Task to carry out — Quote the full listing word for word.

Task data —
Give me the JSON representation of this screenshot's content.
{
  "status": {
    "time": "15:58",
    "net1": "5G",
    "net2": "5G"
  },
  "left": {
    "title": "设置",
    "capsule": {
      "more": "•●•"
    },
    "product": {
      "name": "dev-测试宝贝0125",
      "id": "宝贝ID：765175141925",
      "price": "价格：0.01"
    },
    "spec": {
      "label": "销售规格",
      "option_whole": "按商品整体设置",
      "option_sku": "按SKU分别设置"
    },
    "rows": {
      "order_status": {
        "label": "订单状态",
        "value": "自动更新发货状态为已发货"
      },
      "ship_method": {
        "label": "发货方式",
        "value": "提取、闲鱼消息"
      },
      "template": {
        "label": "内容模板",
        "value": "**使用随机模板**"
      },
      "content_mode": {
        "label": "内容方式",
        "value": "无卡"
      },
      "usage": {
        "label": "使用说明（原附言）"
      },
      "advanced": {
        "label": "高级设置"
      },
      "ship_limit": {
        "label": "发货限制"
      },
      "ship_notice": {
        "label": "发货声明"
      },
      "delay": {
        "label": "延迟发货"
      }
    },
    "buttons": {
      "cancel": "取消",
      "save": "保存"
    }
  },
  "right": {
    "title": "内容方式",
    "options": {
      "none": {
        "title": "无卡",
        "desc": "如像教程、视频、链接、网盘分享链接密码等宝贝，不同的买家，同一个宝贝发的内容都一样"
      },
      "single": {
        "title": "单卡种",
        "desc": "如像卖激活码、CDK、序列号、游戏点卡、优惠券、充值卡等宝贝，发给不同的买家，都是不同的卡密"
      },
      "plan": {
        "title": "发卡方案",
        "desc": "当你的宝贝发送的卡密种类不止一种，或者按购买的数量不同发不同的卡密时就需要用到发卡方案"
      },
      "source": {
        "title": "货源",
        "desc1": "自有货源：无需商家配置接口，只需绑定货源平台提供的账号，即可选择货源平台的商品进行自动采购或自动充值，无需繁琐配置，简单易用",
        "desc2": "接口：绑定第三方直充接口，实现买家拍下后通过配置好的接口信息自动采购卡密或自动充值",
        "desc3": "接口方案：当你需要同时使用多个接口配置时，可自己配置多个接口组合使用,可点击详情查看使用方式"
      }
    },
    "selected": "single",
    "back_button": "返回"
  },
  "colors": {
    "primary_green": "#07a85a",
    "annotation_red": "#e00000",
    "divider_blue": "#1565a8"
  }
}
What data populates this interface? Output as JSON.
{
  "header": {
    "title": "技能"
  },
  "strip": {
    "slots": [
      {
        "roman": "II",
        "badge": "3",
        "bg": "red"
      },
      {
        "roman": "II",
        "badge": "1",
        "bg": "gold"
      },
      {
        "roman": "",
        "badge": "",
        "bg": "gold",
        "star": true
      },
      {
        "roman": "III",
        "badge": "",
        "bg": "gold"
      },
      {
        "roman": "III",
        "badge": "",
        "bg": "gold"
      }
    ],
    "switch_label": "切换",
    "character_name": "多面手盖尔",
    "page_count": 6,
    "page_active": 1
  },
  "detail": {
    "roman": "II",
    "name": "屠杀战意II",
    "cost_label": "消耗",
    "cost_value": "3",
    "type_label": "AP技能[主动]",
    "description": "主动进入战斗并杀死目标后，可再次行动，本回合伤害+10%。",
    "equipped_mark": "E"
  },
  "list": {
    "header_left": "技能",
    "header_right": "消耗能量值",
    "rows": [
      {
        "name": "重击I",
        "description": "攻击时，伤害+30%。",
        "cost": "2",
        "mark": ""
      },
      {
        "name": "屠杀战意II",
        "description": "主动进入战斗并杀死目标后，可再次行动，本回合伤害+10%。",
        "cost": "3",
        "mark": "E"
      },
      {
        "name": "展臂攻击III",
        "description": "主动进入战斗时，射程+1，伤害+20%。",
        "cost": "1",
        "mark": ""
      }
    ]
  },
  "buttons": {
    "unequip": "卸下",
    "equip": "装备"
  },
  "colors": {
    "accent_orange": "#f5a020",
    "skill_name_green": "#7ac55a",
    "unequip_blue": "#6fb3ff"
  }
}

Solution —
Give me the JSON representation of this screenshot's content.
{
  "status": {
    "time": "15:58",
    "net1": "5G",
    "net2": "5G"
  },
  "left": {
    "title": "设置",
    "capsule": {
      "more": "•●•"
    },
    "product": {
      "name": "dev-测试宝贝0125",
      "id": "宝贝ID：765175141925",
      "price": "价格：0.01"
    },
    "spec": {
      "label": "销售规格",
      "option_whole": "按商品整体设置",
      "option_sku": "按SKU分别设置"
    },
    "rows": {
      "order_status": {
        "label": "订单状态",
        "value": "自动更新发货状态为已发货"
      },
      "ship_method": {
        "label": "发货方式",
        "value": "提取、闲鱼消息"
      },
      "template": {
        "label": "内容模板",
        "value": "**使用随机模板**"
      },
      "content_mode": {
        "label": "内容方式",
        "value": "无卡"
      },
      "usage": {
        "label": "使用说明（原附言）"
      },
      "advanced": {
        "label": "高级设置"
      },
      "ship_limit": {
        "label": "发货限制"
      },
      "ship_notice": {
        "label": "发货声明"
      },
      "delay": {
        "label": "延迟发货"
      }
    },
    "buttons": {
      "cancel": "取消",
      "save": "保存"
    }
  },
  "right": {
    "title": "内容方式",
    "options": {
      "none": {
        "title": "无卡",
        "desc": "如像教程、视频、链接、网盘分享链接密码等宝贝，不同的买家，同一个宝贝发的内容都一样"
      },
      "single": {
        "title": "单卡种",
        "desc": "如像卖激活码、CDK、序列号、游戏点卡、优惠券、充值卡等宝贝，发给不同的买家，都是不同的卡密"
      },
      "plan": {
        "title": "发卡方案",
        "desc": "当你的宝贝发送的卡密种类不止一种，或者按购买的数量不同发不同的卡密时就需要用到发卡方案"
      },
      "source": {
        "title": "货源",
        "desc1": "自有货源：无需商家配置接口，只需绑定货源平台提供的账号，即可选择货源平台的商品进行自动采购或自动充值，无需繁琐配置，简单易用",
        "desc2": "接口：绑定第三方直充接口，实现买家拍下后通过配置好的接口信息自动采购卡密或自动充值",
        "desc3": "接口方案：当你需要同时使用多个接口配置时，可自己配置多个接口组合使用,可点击详情查看使用方式"
      }
    },
    "selected": "single",
    "back_button": "返回"
  },
  "colors": {
    "primary_green": "#07a85a",
    "annotation_red": "#e00000",
    "divider_blue": "#1565a8"
  }
}
What data populates this interface? Output as JSON.
{
  "header": {
    "title": "技能"
  },
  "strip": {
    "slots": [
      {
        "roman": "II",
        "badge": "3",
        "bg": "red"
      },
      {
        "roman": "II",
        "badge": "1",
        "bg": "gold"
      },
      {
        "roman": "",
        "badge": "",
        "bg": "gold",
        "star": true
      },
      {
        "roman": "III",
        "badge": "",
        "bg": "gold"
      },
      {
        "roman": "III",
        "badge": "",
        "bg": "gold"
      }
    ],
    "switch_label": "切换",
    "character_name": "多面手盖尔",
    "page_count": 6,
    "page_active": 1
  },
  "detail": {
    "roman": "II",
    "name": "屠杀战意II",
    "cost_label": "消耗",
    "cost_value": "3",
    "type_label": "AP技能[主动]",
    "description": "主动进入战斗并杀死目标后，可再次行动，本回合伤害+10%。",
    "equipped_mark": "E"
  },
  "list": {
    "header_left": "技能",
    "header_right": "消耗能量值",
    "rows": [
      {
        "name": "重击I",
        "description": "攻击时，伤害+30%。",
        "cost": "2",
        "mark": ""
      },
      {
        "name": "屠杀战意II",
        "description": "主动进入战斗并杀死目标后，可再次行动，本回合伤害+10%。",
        "cost": "3",
        "mark": "E"
      },
      {
        "name": "展臂攻击III",
        "description": "主动进入战斗时，射程+1，伤害+20%。",
        "cost": "1",
        "mark": ""
      }
    ]
  },
  "buttons": {
    "unequip": "卸下",
    "equip": "装备"
  },
  "colors": {
    "accent_orange": "#f5a020",
    "skill_name_green": "#7ac55a",
    "unequip_blue": "#6fb3ff"
  }
}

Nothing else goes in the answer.